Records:

------------------------------

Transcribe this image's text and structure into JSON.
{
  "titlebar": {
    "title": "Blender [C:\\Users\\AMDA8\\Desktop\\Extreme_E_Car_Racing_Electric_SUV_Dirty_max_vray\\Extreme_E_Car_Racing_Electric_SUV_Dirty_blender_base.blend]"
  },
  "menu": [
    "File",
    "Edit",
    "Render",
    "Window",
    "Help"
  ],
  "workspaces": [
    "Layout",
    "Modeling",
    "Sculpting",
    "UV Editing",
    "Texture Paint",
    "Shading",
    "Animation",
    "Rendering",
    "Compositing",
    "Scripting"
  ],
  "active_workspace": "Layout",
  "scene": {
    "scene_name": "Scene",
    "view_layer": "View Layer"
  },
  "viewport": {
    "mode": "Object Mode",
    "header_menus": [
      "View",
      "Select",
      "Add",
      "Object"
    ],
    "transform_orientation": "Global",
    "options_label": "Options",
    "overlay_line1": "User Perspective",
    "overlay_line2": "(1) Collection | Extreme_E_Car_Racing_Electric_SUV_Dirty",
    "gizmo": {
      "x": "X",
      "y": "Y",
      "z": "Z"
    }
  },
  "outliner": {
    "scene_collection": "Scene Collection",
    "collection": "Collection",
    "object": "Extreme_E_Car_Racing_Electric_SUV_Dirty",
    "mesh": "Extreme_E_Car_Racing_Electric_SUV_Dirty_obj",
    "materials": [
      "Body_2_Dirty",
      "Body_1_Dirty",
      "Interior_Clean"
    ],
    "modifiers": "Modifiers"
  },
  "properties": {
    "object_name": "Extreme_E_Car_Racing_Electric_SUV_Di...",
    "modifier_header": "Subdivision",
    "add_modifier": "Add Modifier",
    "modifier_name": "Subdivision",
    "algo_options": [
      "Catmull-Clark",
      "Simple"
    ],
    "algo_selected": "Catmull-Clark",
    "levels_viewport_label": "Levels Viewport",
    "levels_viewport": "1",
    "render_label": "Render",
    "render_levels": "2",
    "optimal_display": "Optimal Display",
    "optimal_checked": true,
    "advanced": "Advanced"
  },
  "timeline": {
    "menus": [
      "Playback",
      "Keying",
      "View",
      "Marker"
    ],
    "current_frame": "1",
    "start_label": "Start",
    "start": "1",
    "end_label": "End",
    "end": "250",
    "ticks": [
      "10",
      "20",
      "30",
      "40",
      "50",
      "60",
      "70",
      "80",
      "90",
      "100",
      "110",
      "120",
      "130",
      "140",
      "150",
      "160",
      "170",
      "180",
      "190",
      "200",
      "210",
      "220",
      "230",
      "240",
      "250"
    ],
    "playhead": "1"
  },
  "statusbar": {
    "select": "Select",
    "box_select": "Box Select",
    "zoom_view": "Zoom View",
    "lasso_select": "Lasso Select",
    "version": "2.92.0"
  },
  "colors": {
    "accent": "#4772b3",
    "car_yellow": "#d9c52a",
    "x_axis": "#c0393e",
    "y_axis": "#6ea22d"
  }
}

------------------------------

Directive ▸ Transcribe the full listing above without leaving anything out.

Result of this exercise ▸
Transcribe this image's text and structure into JSON.
{
  "titlebar": {
    "title": "Blender [C:\\Users\\AMDA8\\Desktop\\Extreme_E_Car_Racing_Electric_SUV_Dirty_max_vray\\Extreme_E_Car_Racing_Electric_SUV_Dirty_blender_base.blend]"
  },
  "menu": [
    "File",
    "Edit",
    "Render",
    "Window",
    "Help"
  ],
  "workspaces": [
    "Layout",
    "Modeling",
    "Sculpting",
    "UV Editing",
    "Texture Paint",
    "Shading",
    "Animation",
    "Rendering",
    "Compositing",
    "Scripting"
  ],
  "active_workspace": "Layout",
  "scene": {
    "scene_name": "Scene",
    "view_layer": "View Layer"
  },
  "viewport": {
    "mode": "Object Mode",
    "header_menus": [
      "View",
      "Select",
      "Add",
      "Object"
    ],
    "transform_orientation": "Global",
    "options_label": "Options",
    "overlay_line1": "User Perspective",
    "overlay_line2": "(1) Collection | Extreme_E_Car_Racing_Electric_SUV_Dirty",
    "gizmo": {
      "x": "X",
      "y": "Y",
      "z": "Z"
    }
  },
  "outliner": {
    "scene_collection": "Scene Collection",
    "collection": "Collection",
    "object": "Extreme_E_Car_Racing_Electric_SUV_Dirty",
    "mesh": "Extreme_E_Car_Racing_Electric_SUV_Dirty_obj",
    "materials": [
      "Body_2_Dirty",
      "Body_1_Dirty",
      "Interior_Clean"
    ],
    "modifiers": "Modifiers"
  },
  "properties": {
    "object_name": "Extreme_E_Car_Racing_Electric_SUV_Di...",
    "modifier_header": "Subdivision",
    "add_modifier": "Add Modifier",
    "modifier_name": "Subdivision",
    "algo_options": [
      "Catmull-Clark",
      "Simple"
    ],
    "algo_selected": "Catmull-Clark",
    "levels_viewport_label": "Levels Viewport",
    "levels_viewport": "1",
    "render_label": "Render",
    "render_levels": "2",
    "optimal_display": "Optimal Display",
    "optimal_checked": true,
    "advanced": "Advanced"
  },
  "timeline": {
    "menus": [
      "Playback",
      "Keying",
      "View",
      "Marker"
    ],
    "current_frame": "1",
    "start_label": "Start",
    "start": "1",
    "end_label": "End",
    "end": "250",
    "ticks": [
      "10",
      "20",
      "30",
      "40",
      "50",
      "60",
      "70",
      "80",
      "90",
      "100",
      "110",
      "120",
      "130",
      "140",
      "150",
      "160",
      "170",
      "180",
      "190",
      "200",
      "210",
      "220",
      "230",
      "240",
      "250"
    ],
    "playhead": "1"
  },
  "statusbar": {
    "select": "Select",
    "box_select": "Box Select",
    "zoom_view": "Zoom View",
    "lasso_select": "Lasso Select",
    "version": "2.92.0"
  },
  "colors": {
    "accent": "#4772b3",
    "car_yellow": "#d9c52a",
    "x_axis": "#c0393e",
    "y_axis": "#6ea22d"
  }
}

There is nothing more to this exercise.